» What is needed
Copy all entries without alteration and skip the pictures they hold.
[BEGIN Material shown]
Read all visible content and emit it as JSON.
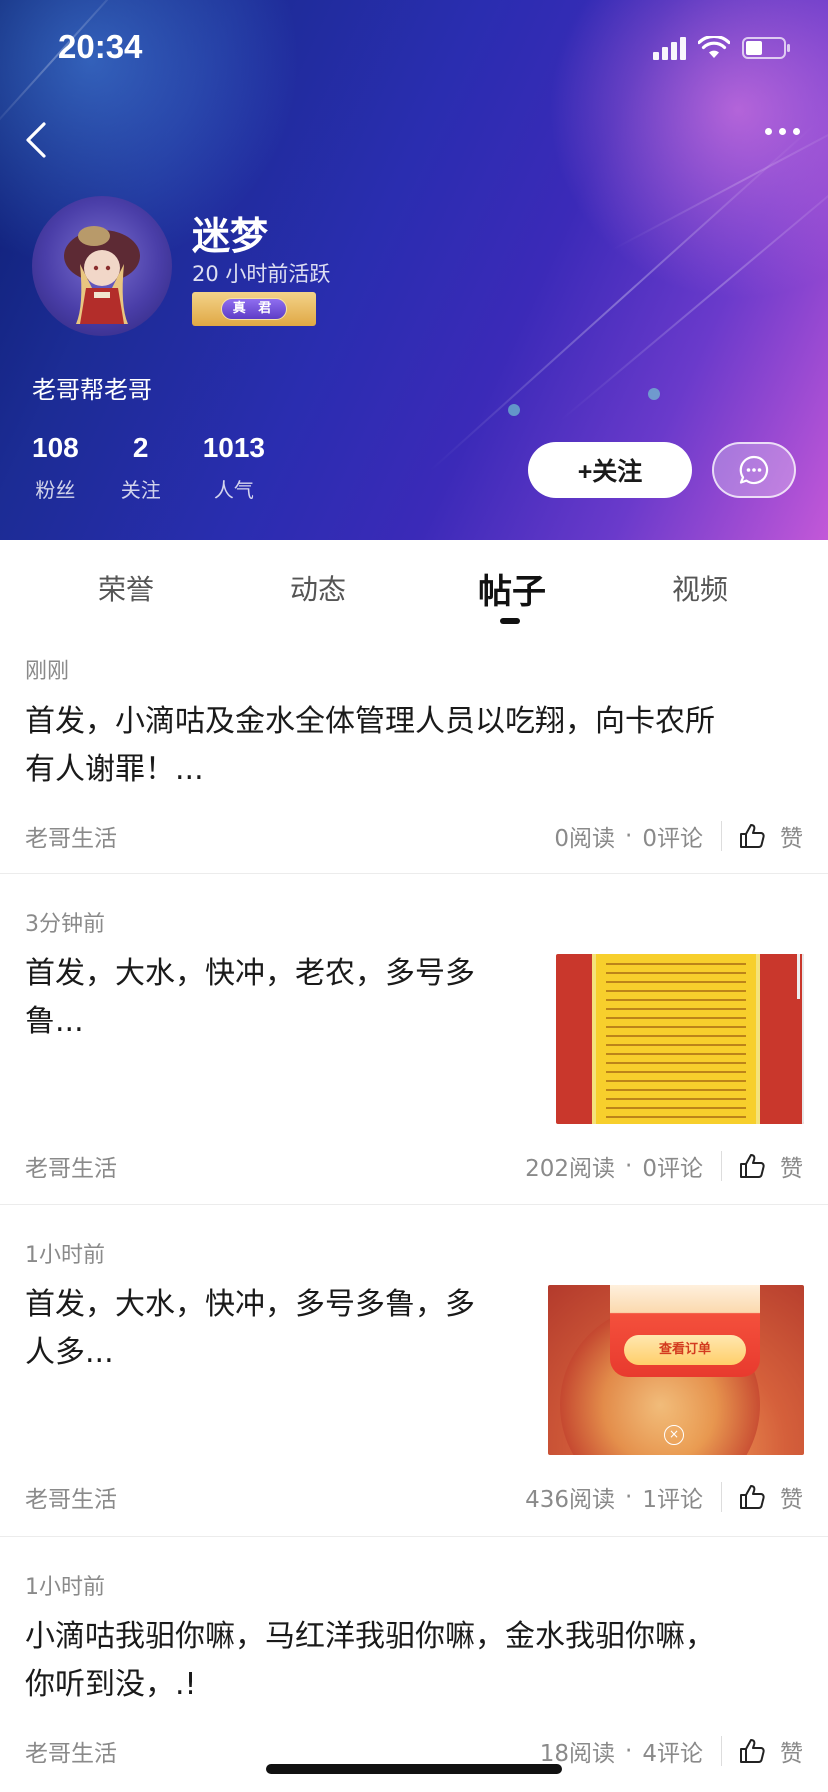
{
  "status_bar": {
    "time": "20:34"
  },
  "profile": {
    "username": "迷梦",
    "active_time": "20 小时前活跃",
    "badge_text": "真 君",
    "bio": "老哥帮老哥",
    "stats": [
      {
        "value": "108",
        "label": "粉丝"
      },
      {
        "value": "2",
        "label": "关注"
      },
      {
        "value": "1013",
        "label": "人气"
      }
    ],
    "follow_label": "+关注"
  },
  "tabs": [
    {
      "label": "荣誉",
      "active": false
    },
    {
      "label": "动态",
      "active": false
    },
    {
      "label": "帖子",
      "active": true
    },
    {
      "label": "视频",
      "active": false
    }
  ],
  "posts": [
    {
      "time": "刚刚",
      "title_line1": "首发，小滴咕及金水全体管理人员以吃翔，向卡农所",
      "title_line2": "有人谢罪！...",
      "source": "老哥生活",
      "reads": "0阅读",
      "comments": "0评论",
      "like_label": "赞"
    },
    {
      "time": "3分钟前",
      "title_line1": "首发，大水，快冲，老农，多号多",
      "title_line2": "鲁...",
      "source": "老哥生活",
      "reads": "202阅读",
      "comments": "0评论",
      "like_label": "赞"
    },
    {
      "time": "1小时前",
      "title_line1": "首发，大水，快冲，多号多鲁，多",
      "title_line2": "人多...",
      "source": "老哥生活",
      "reads": "436阅读",
      "comments": "1评论",
      "like_label": "赞",
      "thumb_button": "查看订单"
    },
    {
      "time": "1小时前",
      "title_line1": "小滴咕我驲你嘛，马红洋我驲你嘛，金水我驲你嘛，",
      "title_line2": "你听到没，.!",
      "source": "老哥生活",
      "reads": "18阅读",
      "comments": "4评论",
      "like_label": "赞"
    }
  ],
  "counts_separator": "·"
}
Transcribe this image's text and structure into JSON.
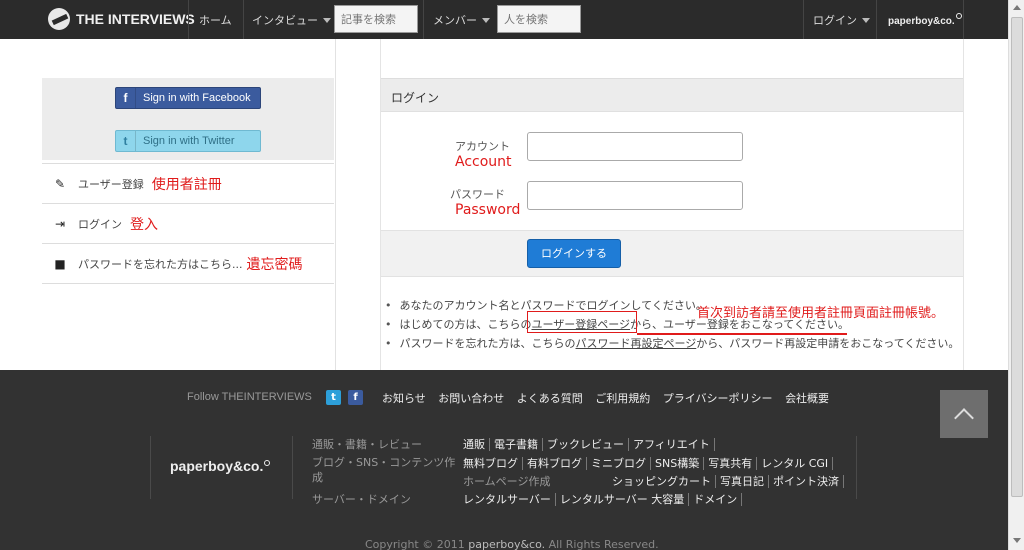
{
  "header": {
    "logo_text": "THE INTERVIEWS",
    "nav": [
      "ホーム",
      "インタビュー",
      "メンバー",
      "ログイン"
    ],
    "search_articles_placeholder": "記事を検索",
    "search_people_placeholder": "人を検索",
    "brand": "paperboy&co."
  },
  "sidebar": {
    "facebook_btn": "Sign in with Facebook",
    "twitter_btn": "Sign in with Twitter",
    "items": [
      {
        "label": "ユーザー登録",
        "annotation": "使用者註冊"
      },
      {
        "label": "ログイン",
        "annotation": "登入"
      },
      {
        "label": "パスワードを忘れた方はこちら...",
        "annotation": "遺忘密碼"
      }
    ]
  },
  "login": {
    "title": "ログイン",
    "account_label": "アカウント",
    "account_annotation": "Account",
    "password_label": "パスワード",
    "password_annotation": "Password",
    "submit": "ログインする",
    "notes": {
      "line1": "あなたのアカウント名とパスワードでログインしてください。",
      "line2_pre": "はじめての方は、こちらの",
      "line2_link": "ユーザー登録ページ",
      "line2_post": "から、ユーザー登録をおこなってください。",
      "line3_pre": "パスワードを忘れた方は、こちらの",
      "line3_link": "パスワード再設定ページ",
      "line3_post": "から、パスワード再設定申請をおこなってください。"
    },
    "annotation": "首次到訪者請至使用者註冊頁面註冊帳號。"
  },
  "footer": {
    "follow": "Follow THEINTERVIEWS",
    "links": [
      "お知らせ",
      "お問い合わせ",
      "よくある質問",
      "ご利用規約",
      "プライバシーポリシー",
      "会社概要"
    ],
    "brand": "paperboy&co.",
    "categories": [
      "通販・書籍・レビュー",
      "ブログ・SNS・コンテンツ作",
      "成",
      "ホームページ作成",
      "サーバー・ドメイン"
    ],
    "row1": [
      "通販",
      "電子書籍",
      "ブックレビュー",
      "アフィリエイト"
    ],
    "row2": [
      "無料ブログ",
      "有料ブログ",
      "ミニブログ",
      "SNS構築",
      "写真共有",
      "レンタル CGI"
    ],
    "row3": [
      "ショッピングカート",
      "写真日記",
      "ポイント決済"
    ],
    "row4": [
      "レンタルサーバー",
      "レンタルサーバー 大容量",
      "ドメイン"
    ],
    "copyright_pre": "Copyright © 2011",
    "copyright_brand": "paperboy&co.",
    "copyright_post": "All Rights Reserved."
  },
  "colors": {
    "header_bg": "#2b2b2b",
    "footer_bg": "#323232",
    "login_button": "#1f7cd6",
    "facebook": "#3b5b9e",
    "twitter": "#8ed6ec",
    "annotation_red": "#e01b1b"
  }
}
[END Material shown]
» Solution below
Read all visible content and emit it as JSON.
{
  "status_bar": {
    "time": "20:34"
  },
  "profile": {
    "username": "迷梦",
    "active_time": "20 小时前活跃",
    "badge_text": "真 君",
    "bio": "老哥帮老哥",
    "stats": [
      {
        "value": "108",
        "label": "粉丝"
      },
      {
        "value": "2",
        "label": "关注"
      },
      {
        "value": "1013",
        "label": "人气"
      }
    ],
    "follow_label": "+关注"
  },
  "tabs": [
    {
      "label": "荣誉",
      "active": false
    },
    {
      "label": "动态",
      "active": false
    },
    {
      "label": "帖子",
      "active": true
    },
    {
      "label": "视频",
      "active": false
    }
  ],
  "posts": [
    {
      "time": "刚刚",
      "title_line1": "首发，小滴咕及金水全体管理人员以吃翔，向卡农所",
      "title_line2": "有人谢罪！...",
      "source": "老哥生活",
      "reads": "0阅读",
      "comments": "0评论",
      "like_label": "赞"
    },
    {
      "time": "3分钟前",
      "title_line1": "首发，大水，快冲，老农，多号多",
      "title_line2": "鲁...",
      "source": "老哥生活",
      "reads": "202阅读",
      "comments": "0评论",
      "like_label": "赞"
    },
    {
      "time": "1小时前",
      "title_line1": "首发，大水，快冲，多号多鲁，多",
      "title_line2": "人多...",
      "source": "老哥生活",
      "reads": "436阅读",
      "comments": "1评论",
      "like_label": "赞",
      "thumb_button": "查看订单"
    },
    {
      "time": "1小时前",
      "title_line1": "小滴咕我驲你嘛，马红洋我驲你嘛，金水我驲你嘛，",
      "title_line2": "你听到没，.!",
      "source": "老哥生活",
      "reads": "18阅读",
      "comments": "4评论",
      "like_label": "赞"
    }
  ],
  "counts_separator": "·"
}
Transcribe this image's text and structure into JSON.
{
  "header": {
    "logo_text": "THE INTERVIEWS",
    "nav": [
      "ホーム",
      "インタビュー",
      "メンバー",
      "ログイン"
    ],
    "search_articles_placeholder": "記事を検索",
    "search_people_placeholder": "人を検索",
    "brand": "paperboy&co."
  },
  "sidebar": {
    "facebook_btn": "Sign in with Facebook",
    "twitter_btn": "Sign in with Twitter",
    "items": [
      {
        "label": "ユーザー登録",
        "annotation": "使用者註冊"
      },
      {
        "label": "ログイン",
        "annotation": "登入"
      },
      {
        "label": "パスワードを忘れた方はこちら...",
        "annotation": "遺忘密碼"
      }
    ]
  },
  "login": {
    "title": "ログイン",
    "account_label": "アカウント",
    "account_annotation": "Account",
    "password_label": "パスワード",
    "password_annotation": "Password",
    "submit": "ログインする",
    "notes": {
      "line1": "あなたのアカウント名とパスワードでログインしてください。",
      "line2_pre": "はじめての方は、こちらの",
      "line2_link": "ユーザー登録ページ",
      "line2_post": "から、ユーザー登録をおこなってください。",
      "line3_pre": "パスワードを忘れた方は、こちらの",
      "line3_link": "パスワード再設定ページ",
      "line3_post": "から、パスワード再設定申請をおこなってください。"
    },
    "annotation": "首次到訪者請至使用者註冊頁面註冊帳號。"
  },
  "footer": {
    "follow": "Follow THEINTERVIEWS",
    "links": [
      "お知らせ",
      "お問い合わせ",
      "よくある質問",
      "ご利用規約",
      "プライバシーポリシー",
      "会社概要"
    ],
    "brand": "paperboy&co.",
    "categories": [
      "通販・書籍・レビュー",
      "ブログ・SNS・コンテンツ作",
      "成",
      "ホームページ作成",
      "サーバー・ドメイン"
    ],
    "row1": [
      "通販",
      "電子書籍",
      "ブックレビュー",
      "アフィリエイト"
    ],
    "row2": [
      "無料ブログ",
      "有料ブログ",
      "ミニブログ",
      "SNS構築",
      "写真共有",
      "レンタル CGI"
    ],
    "row3": [
      "ショッピングカート",
      "写真日記",
      "ポイント決済"
    ],
    "row4": [
      "レンタルサーバー",
      "レンタルサーバー 大容量",
      "ドメイン"
    ],
    "copyright_pre": "Copyright © 2011",
    "copyright_brand": "paperboy&co.",
    "copyright_post": "All Rights Reserved."
  },
  "colors": {
    "header_bg": "#2b2b2b",
    "footer_bg": "#323232",
    "login_button": "#1f7cd6",
    "facebook": "#3b5b9e",
    "twitter": "#8ed6ec",
    "annotation_red": "#e01b1b"
  }
}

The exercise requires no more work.